Smart TV + Smartphone = Shiny New Attack Surfaces

According to a Gartner report from December 2012, “85 percent of all flat-panel TVs will be Internet-connected Smart TVs by 2016.” Forbes magazine gives some analysis about what is fueling this trend: http://www.forbes.com/sites/michaelwolf/2013/02/25/3-reasons-87-million-smart-tvs-will-be-sold-in-2013/ , The article makes a mention of “DIAL”, an enabling technology for second-screen features (which this post is about).  With these new devices come new risks as evidenced in the following article: https://securityledger.com/2012/12/security-hole-in-samsung-smart-tvs-could-allow-remote-spying/ , as well as more recent research about Smart TV risks presented at the CanSecWest and DefCon security conference this year (2013).

For more details about about exactly what features a Smart TV has above and beyond a normal television, consult this WikiPedia article: http://en.wikipedia.org/wiki/Smart_TV.

This post introduces and describes aspects of “DIAL”, a protocol developed by Google and Netflix for controlling Smart TVs with smart phones and tablets.  DIAL provides “second screen” features, which allow users to watch videos and other content on a TV using a smart phone or tablet. This article will review sample code for network discovery and enumerate Smart TV apps using this protocol.

Part 1: Discovery and Enumeration

Smart TVs are similar to other modern devices in that they have apps. Smart TVs normally ship with an app for YouTube(tm), Netflix(tm), as well as many other built-in apps. If you have a smartphone, then maybe you’ve noticed that when your smartphone and TV are on the same network, a small square icon appears in some mobile apps, allowing you to play videos on the big TV. This allows you to control the TV apps from your smartphone. Using this setup, the TV is a “first screen” device, and the phone or tablet functions as a “second screen”, controlling the first screen.

DIAL is the network protocol used for these features and is a standard developed jointly between Google and Netflix.  (See http://www.dial-multiscreen.org/ ).  DIAL stands for “Discovery and Launch”. This sounds vaguely similar to other network protocols, namely “RPC” (remote procedure call). Basically, DIAL gives devices a way to quickly locate specified networked devices (TVs) and controlling programs (apps) on those devices.

######

WRITTEN EXERCISE
Continue the Smart TV and DIAL post from its final sentence.

SUPPLIED INFORMATION
######

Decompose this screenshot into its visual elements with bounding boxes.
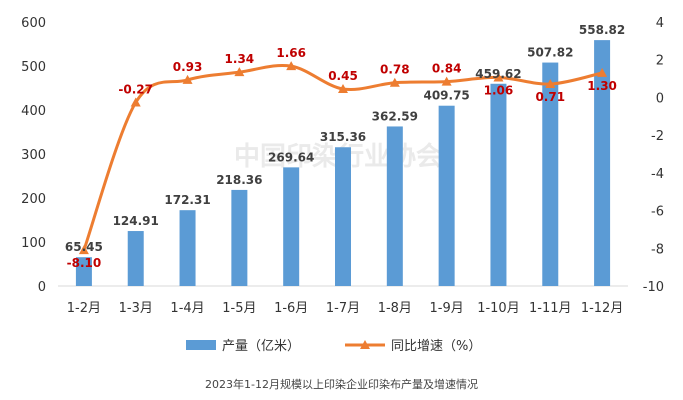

######

THE REPLY
Let’s take a look at the YouTube mobile application to see how exactly this magic happens. Launching the YouTube mobile app with a Smart TV on network (turned on of course) shows the magic square indicating a DIAL-enabled screen is available:

Magic TV Square

Square appears when YouTube app finds TVs on the network.

Clicking the square provides a selection menu where the user may choose which screen to play YouTube videos. Recent versions of the YouTube apps allow “one touch pairing” which makes all of the setup easy for the user:

02_tv_picker

Let’s examine the traffic generated by the YouTube mobile app at launch.

  • The Youtube mobile app send an initial SSDP request, to discover available first-screen devices on the network.
  • The sent packet is destined for a multicast address (239.255.255.250) on UDP port 1900. Multicast is useful because devices on the local subnet can listen for it, even though it is not specifically sent to them.
  • The YouTube app multicast packet contains the string “urn:dial-multiscreen-org:service:dial:1”. A Smart TV will respond to this request, telling YouTube mobile app its network address and information about how to access it.

A broadcast search request from the YouTube mobile app looks like this:

11:22:33.361831 IP my_phone.41742 > 239.255.255.250.1900: UDP, length 125
0x0010: .......l..+;M-SE
0x0020: ARCH.*.HTTP/1.1.
0x0030: .HOST:.239.255.2
0x0040: 55.250:1900..MAN
0x0050: :."ssdp:discover
0x0060: "..MX:.1..ST:.ur
0x0070: n:dial-multiscre
0x0080: en-org:service:d
0x0090: ial:1....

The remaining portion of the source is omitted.